* START *

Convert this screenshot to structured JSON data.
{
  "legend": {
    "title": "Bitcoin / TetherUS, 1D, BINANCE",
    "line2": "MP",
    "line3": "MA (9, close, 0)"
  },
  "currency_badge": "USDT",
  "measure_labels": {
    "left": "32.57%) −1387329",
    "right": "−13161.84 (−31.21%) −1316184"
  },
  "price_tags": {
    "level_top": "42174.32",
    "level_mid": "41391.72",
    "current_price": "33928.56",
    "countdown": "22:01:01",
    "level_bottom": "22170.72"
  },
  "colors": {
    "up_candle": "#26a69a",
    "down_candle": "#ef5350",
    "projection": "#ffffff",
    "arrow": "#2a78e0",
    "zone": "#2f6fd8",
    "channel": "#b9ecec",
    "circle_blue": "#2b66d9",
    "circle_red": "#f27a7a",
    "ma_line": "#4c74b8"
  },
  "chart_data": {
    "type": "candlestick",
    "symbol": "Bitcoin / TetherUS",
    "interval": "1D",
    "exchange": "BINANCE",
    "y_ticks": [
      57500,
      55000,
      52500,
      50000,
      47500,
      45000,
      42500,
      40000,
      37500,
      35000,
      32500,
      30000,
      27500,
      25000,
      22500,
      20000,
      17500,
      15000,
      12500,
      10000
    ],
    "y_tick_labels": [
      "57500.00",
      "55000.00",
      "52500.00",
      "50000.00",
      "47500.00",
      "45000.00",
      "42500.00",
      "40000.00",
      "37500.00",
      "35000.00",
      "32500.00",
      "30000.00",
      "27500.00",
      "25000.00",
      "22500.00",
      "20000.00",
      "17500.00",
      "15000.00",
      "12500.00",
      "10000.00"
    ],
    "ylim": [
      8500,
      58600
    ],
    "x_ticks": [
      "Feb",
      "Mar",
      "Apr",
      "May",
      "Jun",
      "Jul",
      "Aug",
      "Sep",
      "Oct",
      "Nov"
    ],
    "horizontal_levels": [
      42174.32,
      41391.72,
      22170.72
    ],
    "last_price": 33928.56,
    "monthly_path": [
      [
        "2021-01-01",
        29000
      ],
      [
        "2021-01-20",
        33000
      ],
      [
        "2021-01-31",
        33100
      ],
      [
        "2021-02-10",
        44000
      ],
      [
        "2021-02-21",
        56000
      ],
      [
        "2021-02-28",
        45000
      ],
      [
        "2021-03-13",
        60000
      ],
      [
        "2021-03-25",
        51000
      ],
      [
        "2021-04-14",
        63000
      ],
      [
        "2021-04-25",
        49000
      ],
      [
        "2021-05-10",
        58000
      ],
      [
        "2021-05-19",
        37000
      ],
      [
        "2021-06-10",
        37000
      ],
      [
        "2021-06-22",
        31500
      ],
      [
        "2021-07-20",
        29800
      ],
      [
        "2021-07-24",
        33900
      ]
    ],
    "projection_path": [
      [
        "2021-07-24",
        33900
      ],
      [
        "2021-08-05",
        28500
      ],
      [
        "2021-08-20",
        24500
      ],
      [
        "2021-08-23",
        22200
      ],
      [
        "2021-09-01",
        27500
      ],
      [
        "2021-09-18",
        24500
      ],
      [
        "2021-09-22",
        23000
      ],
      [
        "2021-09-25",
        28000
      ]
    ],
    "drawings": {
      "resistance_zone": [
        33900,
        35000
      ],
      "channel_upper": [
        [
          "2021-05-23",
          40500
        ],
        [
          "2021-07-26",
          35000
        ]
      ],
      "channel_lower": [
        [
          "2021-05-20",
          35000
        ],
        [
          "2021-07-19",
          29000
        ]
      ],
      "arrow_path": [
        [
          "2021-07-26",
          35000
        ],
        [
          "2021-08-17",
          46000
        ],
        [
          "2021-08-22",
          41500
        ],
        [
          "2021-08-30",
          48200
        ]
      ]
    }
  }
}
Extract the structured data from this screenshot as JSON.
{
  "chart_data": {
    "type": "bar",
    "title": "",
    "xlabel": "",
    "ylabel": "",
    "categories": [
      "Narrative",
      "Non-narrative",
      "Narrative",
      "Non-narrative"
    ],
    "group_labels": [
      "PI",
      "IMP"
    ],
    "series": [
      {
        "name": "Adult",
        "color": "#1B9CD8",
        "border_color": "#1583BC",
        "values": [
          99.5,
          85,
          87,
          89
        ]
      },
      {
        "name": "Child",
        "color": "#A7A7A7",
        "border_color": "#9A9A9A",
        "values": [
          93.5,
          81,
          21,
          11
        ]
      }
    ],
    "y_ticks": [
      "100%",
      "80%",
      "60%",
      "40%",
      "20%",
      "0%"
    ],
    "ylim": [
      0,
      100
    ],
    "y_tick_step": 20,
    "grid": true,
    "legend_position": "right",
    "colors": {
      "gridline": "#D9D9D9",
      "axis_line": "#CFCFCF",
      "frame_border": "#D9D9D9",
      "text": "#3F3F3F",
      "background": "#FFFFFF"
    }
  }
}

* END *

[Exercise brief]
Write out all of the records above exactly as they appear.

[Final answer]
Convert this screenshot to structured JSON data.
{
  "legend": {
    "title": "Bitcoin / TetherUS, 1D, BINANCE",
    "line2": "MP",
    "line3": "MA (9, close, 0)"
  },
  "currency_badge": "USDT",
  "measure_labels": {
    "left": "32.57%) −1387329",
    "right": "−13161.84 (−31.21%) −1316184"
  },
  "price_tags": {
    "level_top": "42174.32",
    "level_mid": "41391.72",
    "current_price": "33928.56",
    "countdown": "22:01:01",
    "level_bottom": "22170.72"
  },
  "colors": {
    "up_candle": "#26a69a",
    "down_candle": "#ef5350",
    "projection": "#ffffff",
    "arrow": "#2a78e0",
    "zone": "#2f6fd8",
    "channel": "#b9ecec",
    "circle_blue": "#2b66d9",
    "circle_red": "#f27a7a",
    "ma_line": "#4c74b8"
  },
  "chart_data": {
    "type": "candlestick",
    "symbol": "Bitcoin / TetherUS",
    "interval": "1D",
    "exchange": "BINANCE",
    "y_ticks": [
      57500,
      55000,
      52500,
      50000,
      47500,
      45000,
      42500,
      40000,
      37500,
      35000,
      32500,
      30000,
      27500,
      25000,
      22500,
      20000,
      17500,
      15000,
      12500,
      10000
    ],
    "y_tick_labels": [
      "57500.00",
      "55000.00",
      "52500.00",
      "50000.00",
      "47500.00",
      "45000.00",
      "42500.00",
      "40000.00",
      "37500.00",
      "35000.00",
      "32500.00",
      "30000.00",
      "27500.00",
      "25000.00",
      "22500.00",
      "20000.00",
      "17500.00",
      "15000.00",
      "12500.00",
      "10000.00"
    ],
    "ylim": [
      8500,
      58600
    ],
    "x_ticks": [
      "Feb",
      "Mar",
      "Apr",
      "May",
      "Jun",
      "Jul",
      "Aug",
      "Sep",
      "Oct",
      "Nov"
    ],
    "horizontal_levels": [
      42174.32,
      41391.72,
      22170.72
    ],
    "last_price": 33928.56,
    "monthly_path": [
      [
        "2021-01-01",
        29000
      ],
      [
        "2021-01-20",
        33000
      ],
      [
        "2021-01-31",
        33100
      ],
      [
        "2021-02-10",
        44000
      ],
      [
        "2021-02-21",
        56000
      ],
      [
        "2021-02-28",
        45000
      ],
      [
        "2021-03-13",
        60000
      ],
      [
        "2021-03-25",
        51000
      ],
      [
        "2021-04-14",
        63000
      ],
      [
        "2021-04-25",
        49000
      ],
      [
        "2021-05-10",
        58000
      ],
      [
        "2021-05-19",
        37000
      ],
      [
        "2021-06-10",
        37000
      ],
      [
        "2021-06-22",
        31500
      ],
      [
        "2021-07-20",
        29800
      ],
      [
        "2021-07-24",
        33900
      ]
    ],
    "projection_path": [
      [
        "2021-07-24",
        33900
      ],
      [
        "2021-08-05",
        28500
      ],
      [
        "2021-08-20",
        24500
      ],
      [
        "2021-08-23",
        22200
      ],
      [
        "2021-09-01",
        27500
      ],
      [
        "2021-09-18",
        24500
      ],
      [
        "2021-09-22",
        23000
      ],
      [
        "2021-09-25",
        28000
      ]
    ],
    "drawings": {
      "resistance_zone": [
        33900,
        35000
      ],
      "channel_upper": [
        [
          "2021-05-23",
          40500
        ],
        [
          "2021-07-26",
          35000
        ]
      ],
      "channel_lower": [
        [
          "2021-05-20",
          35000
        ],
        [
          "2021-07-19",
          29000
        ]
      ],
      "arrow_path": [
        [
          "2021-07-26",
          35000
        ],
        [
          "2021-08-17",
          46000
        ],
        [
          "2021-08-22",
          41500
        ],
        [
          "2021-08-30",
          48200
        ]
      ]
    }
  }
}
Extract the structured data from this screenshot as JSON.
{
  "chart_data": {
    "type": "bar",
    "title": "",
    "xlabel": "",
    "ylabel": "",
    "categories": [
      "Narrative",
      "Non-narrative",
      "Narrative",
      "Non-narrative"
    ],
    "group_labels": [
      "PI",
      "IMP"
    ],
    "series": [
      {
        "name": "Adult",
        "color": "#1B9CD8",
        "border_color": "#1583BC",
        "values": [
          99.5,
          85,
          87,
          89
        ]
      },
      {
        "name": "Child",
        "color": "#A7A7A7",
        "border_color": "#9A9A9A",
        "values": [
          93.5,
          81,
          21,
          11
        ]
      }
    ],
    "y_ticks": [
      "100%",
      "80%",
      "60%",
      "40%",
      "20%",
      "0%"
    ],
    "ylim": [
      0,
      100
    ],
    "y_tick_step": 20,
    "grid": true,
    "legend_position": "right",
    "colors": {
      "gridline": "#D9D9D9",
      "axis_line": "#CFCFCF",
      "frame_border": "#D9D9D9",
      "text": "#3F3F3F",
      "background": "#FFFFFF"
    }
  }
}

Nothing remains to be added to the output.